EXERCISE DIRECTIONS — In the listing below, locate the lines that hold the string "texnologiyalari". Copy those lines.

Dataset entries
= = = =

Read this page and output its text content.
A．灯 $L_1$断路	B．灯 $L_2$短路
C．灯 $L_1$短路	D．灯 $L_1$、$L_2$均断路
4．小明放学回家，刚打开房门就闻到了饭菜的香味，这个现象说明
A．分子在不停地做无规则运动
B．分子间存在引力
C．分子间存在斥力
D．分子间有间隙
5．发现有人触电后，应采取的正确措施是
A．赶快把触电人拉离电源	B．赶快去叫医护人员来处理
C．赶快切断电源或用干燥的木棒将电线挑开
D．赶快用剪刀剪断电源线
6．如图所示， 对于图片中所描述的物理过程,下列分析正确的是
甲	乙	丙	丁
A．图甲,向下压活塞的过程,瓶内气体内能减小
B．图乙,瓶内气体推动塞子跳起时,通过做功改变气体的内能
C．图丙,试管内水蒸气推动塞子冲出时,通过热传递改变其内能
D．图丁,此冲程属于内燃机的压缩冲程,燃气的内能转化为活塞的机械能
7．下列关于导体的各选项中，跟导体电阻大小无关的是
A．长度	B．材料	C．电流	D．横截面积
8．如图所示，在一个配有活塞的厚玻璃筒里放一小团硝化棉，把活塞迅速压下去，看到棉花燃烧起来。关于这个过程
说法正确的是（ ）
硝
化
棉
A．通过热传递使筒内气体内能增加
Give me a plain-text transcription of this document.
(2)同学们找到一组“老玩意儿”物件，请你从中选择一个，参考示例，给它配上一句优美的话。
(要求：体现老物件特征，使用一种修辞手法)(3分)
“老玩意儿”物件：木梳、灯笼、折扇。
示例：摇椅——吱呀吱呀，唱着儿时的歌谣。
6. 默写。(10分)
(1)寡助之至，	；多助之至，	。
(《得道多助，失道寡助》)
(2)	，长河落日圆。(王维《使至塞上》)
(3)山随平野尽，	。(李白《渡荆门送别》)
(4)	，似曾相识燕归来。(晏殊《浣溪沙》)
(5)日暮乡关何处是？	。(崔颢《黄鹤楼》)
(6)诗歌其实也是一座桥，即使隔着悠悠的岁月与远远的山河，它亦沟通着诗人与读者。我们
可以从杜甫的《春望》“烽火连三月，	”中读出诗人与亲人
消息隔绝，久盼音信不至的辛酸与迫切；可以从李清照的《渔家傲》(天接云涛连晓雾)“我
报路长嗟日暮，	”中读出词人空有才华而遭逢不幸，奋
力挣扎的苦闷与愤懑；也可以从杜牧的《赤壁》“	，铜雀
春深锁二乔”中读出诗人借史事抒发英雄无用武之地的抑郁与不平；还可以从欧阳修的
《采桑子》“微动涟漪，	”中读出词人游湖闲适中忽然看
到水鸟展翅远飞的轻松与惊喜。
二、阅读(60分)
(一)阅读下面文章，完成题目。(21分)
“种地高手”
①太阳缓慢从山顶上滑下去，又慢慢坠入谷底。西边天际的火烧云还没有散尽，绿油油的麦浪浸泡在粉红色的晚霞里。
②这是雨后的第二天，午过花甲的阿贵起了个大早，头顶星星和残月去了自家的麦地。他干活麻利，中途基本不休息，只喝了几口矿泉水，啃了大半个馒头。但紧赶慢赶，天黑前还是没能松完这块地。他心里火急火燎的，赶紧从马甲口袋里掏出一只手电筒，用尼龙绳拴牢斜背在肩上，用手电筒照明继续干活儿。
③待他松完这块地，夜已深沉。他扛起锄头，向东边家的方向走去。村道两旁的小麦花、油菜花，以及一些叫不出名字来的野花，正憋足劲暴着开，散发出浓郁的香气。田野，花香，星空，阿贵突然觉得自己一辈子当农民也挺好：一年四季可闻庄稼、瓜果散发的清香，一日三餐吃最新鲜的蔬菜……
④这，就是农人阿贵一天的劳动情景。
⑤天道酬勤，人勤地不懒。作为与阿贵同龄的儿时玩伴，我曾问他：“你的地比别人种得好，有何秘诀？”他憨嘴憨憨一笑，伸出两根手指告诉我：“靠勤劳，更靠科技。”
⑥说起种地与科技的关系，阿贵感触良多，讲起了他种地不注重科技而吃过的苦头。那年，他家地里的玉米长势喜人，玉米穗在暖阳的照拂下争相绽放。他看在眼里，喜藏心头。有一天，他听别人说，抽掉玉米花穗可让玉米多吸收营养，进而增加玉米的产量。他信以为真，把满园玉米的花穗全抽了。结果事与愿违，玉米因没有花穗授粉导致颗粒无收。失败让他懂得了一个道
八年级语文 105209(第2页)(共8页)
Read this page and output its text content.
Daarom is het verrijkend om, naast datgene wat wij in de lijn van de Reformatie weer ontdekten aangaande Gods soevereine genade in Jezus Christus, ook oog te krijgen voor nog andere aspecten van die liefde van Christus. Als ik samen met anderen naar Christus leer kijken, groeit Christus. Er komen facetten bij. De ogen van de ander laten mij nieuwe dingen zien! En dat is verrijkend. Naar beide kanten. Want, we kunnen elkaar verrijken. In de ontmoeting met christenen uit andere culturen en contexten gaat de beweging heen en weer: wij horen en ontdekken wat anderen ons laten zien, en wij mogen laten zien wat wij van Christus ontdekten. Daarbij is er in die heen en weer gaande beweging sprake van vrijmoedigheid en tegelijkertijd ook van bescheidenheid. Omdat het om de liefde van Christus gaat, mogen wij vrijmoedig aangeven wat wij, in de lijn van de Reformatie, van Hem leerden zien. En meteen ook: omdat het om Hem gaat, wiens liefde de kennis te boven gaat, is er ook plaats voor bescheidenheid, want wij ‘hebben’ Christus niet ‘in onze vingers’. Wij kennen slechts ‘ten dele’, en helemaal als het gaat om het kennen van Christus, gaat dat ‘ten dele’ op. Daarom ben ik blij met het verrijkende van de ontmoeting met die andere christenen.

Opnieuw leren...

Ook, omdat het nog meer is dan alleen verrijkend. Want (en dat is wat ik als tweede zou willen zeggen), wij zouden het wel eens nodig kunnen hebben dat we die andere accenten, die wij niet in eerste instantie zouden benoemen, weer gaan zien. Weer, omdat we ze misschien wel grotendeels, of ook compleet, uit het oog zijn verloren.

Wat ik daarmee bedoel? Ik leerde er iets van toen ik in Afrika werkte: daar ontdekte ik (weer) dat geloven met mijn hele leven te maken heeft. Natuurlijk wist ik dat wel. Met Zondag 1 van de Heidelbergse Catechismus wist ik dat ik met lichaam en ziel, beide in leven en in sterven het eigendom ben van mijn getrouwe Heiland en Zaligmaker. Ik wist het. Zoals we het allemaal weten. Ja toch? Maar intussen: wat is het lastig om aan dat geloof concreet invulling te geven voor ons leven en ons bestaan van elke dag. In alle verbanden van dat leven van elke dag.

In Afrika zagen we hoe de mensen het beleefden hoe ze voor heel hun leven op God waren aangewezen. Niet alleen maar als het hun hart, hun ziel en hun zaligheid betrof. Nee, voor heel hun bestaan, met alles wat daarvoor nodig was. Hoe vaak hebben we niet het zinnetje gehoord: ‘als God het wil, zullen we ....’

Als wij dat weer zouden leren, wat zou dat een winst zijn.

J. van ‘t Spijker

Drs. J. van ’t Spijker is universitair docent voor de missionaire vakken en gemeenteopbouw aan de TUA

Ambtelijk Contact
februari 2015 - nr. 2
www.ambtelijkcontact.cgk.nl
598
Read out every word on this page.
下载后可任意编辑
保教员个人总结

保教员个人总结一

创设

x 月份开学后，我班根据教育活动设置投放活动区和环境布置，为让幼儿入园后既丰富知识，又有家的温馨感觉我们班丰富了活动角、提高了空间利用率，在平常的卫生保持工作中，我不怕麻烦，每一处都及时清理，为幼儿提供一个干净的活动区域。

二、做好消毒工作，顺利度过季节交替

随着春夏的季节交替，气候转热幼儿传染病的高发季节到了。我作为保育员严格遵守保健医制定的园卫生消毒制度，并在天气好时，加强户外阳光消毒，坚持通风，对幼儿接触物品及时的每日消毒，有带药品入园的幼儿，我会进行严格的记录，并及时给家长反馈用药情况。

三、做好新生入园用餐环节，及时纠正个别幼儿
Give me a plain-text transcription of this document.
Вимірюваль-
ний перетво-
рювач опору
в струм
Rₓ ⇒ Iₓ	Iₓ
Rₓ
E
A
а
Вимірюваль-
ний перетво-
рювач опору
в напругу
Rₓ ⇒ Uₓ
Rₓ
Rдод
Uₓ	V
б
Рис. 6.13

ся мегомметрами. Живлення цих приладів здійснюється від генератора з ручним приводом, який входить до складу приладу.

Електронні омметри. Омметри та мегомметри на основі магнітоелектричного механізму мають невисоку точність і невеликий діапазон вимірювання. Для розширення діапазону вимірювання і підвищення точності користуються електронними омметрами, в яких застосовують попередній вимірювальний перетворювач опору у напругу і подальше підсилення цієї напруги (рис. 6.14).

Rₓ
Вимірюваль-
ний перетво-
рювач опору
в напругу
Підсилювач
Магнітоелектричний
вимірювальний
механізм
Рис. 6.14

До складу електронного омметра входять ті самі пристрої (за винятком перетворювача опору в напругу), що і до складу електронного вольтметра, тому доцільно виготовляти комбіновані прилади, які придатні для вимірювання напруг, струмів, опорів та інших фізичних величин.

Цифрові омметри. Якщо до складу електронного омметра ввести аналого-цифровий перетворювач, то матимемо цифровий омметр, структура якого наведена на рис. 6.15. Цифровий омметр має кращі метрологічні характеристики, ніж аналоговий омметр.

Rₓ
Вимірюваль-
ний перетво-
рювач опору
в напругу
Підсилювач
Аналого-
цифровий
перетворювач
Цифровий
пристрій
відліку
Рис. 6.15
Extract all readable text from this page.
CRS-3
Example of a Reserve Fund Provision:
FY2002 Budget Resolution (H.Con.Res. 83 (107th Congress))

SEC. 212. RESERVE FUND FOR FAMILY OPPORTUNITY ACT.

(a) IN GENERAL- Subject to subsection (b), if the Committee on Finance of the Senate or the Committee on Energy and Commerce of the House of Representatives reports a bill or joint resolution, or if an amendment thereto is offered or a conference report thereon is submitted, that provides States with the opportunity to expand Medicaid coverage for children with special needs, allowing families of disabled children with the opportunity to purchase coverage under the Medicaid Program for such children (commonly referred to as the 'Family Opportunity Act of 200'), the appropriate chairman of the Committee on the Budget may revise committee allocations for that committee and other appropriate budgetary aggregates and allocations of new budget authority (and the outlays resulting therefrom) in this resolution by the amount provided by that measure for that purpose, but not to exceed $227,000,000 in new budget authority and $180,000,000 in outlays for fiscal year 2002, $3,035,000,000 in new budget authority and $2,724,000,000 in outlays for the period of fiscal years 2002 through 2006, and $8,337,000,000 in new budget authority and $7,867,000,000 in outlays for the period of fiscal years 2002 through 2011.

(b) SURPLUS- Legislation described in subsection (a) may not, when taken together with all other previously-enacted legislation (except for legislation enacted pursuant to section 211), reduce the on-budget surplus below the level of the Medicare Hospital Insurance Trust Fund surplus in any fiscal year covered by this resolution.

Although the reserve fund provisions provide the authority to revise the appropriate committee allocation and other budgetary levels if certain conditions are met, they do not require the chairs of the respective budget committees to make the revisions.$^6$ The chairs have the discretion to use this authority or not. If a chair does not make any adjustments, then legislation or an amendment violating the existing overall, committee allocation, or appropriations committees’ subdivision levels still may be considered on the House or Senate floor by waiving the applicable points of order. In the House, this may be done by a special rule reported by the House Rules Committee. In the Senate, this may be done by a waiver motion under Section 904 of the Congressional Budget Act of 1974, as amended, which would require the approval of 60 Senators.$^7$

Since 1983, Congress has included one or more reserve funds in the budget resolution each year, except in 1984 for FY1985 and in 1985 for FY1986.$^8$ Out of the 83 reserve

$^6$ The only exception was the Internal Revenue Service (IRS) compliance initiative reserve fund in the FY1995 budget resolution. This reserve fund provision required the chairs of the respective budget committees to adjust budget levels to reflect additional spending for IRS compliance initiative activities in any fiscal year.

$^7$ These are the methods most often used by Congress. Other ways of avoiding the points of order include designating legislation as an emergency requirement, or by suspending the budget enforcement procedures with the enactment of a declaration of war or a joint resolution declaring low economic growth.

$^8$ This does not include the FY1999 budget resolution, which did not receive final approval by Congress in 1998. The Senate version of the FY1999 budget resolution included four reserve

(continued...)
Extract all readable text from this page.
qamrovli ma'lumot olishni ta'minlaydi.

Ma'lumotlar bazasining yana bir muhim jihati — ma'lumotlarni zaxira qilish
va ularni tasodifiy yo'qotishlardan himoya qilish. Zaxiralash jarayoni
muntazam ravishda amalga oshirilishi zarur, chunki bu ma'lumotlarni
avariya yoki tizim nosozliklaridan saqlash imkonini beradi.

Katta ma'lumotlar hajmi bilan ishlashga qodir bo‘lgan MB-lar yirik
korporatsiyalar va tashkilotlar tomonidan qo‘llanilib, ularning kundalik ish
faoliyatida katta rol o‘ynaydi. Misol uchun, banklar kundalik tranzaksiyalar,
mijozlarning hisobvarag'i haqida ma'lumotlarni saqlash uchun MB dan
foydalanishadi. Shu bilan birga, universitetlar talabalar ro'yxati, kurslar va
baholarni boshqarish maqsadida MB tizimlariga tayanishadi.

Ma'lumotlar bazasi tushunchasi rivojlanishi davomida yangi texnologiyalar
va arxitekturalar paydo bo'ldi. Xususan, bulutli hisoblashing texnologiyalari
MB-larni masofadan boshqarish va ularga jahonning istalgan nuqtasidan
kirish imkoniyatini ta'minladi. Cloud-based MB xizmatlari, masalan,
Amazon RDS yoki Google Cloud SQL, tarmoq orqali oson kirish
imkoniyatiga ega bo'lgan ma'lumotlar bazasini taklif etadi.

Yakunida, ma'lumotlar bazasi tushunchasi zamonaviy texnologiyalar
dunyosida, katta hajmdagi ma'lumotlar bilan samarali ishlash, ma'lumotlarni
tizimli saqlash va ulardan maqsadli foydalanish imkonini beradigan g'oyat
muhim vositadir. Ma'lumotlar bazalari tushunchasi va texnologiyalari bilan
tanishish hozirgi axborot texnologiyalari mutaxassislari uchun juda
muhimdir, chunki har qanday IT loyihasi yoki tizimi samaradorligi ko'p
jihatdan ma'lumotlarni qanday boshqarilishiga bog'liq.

= = = =

CORRECT RESPONSE —
va arxitekturalar paydo bo'ldi. Xususan, bulutli hisoblashing texnologiyalari
muhim vositadir. Ma'lumotlar bazalari tushunchasi va texnologiyalari bilan
tanishish hozirgi axborot texnologiyalari mutaxassislari uchun juda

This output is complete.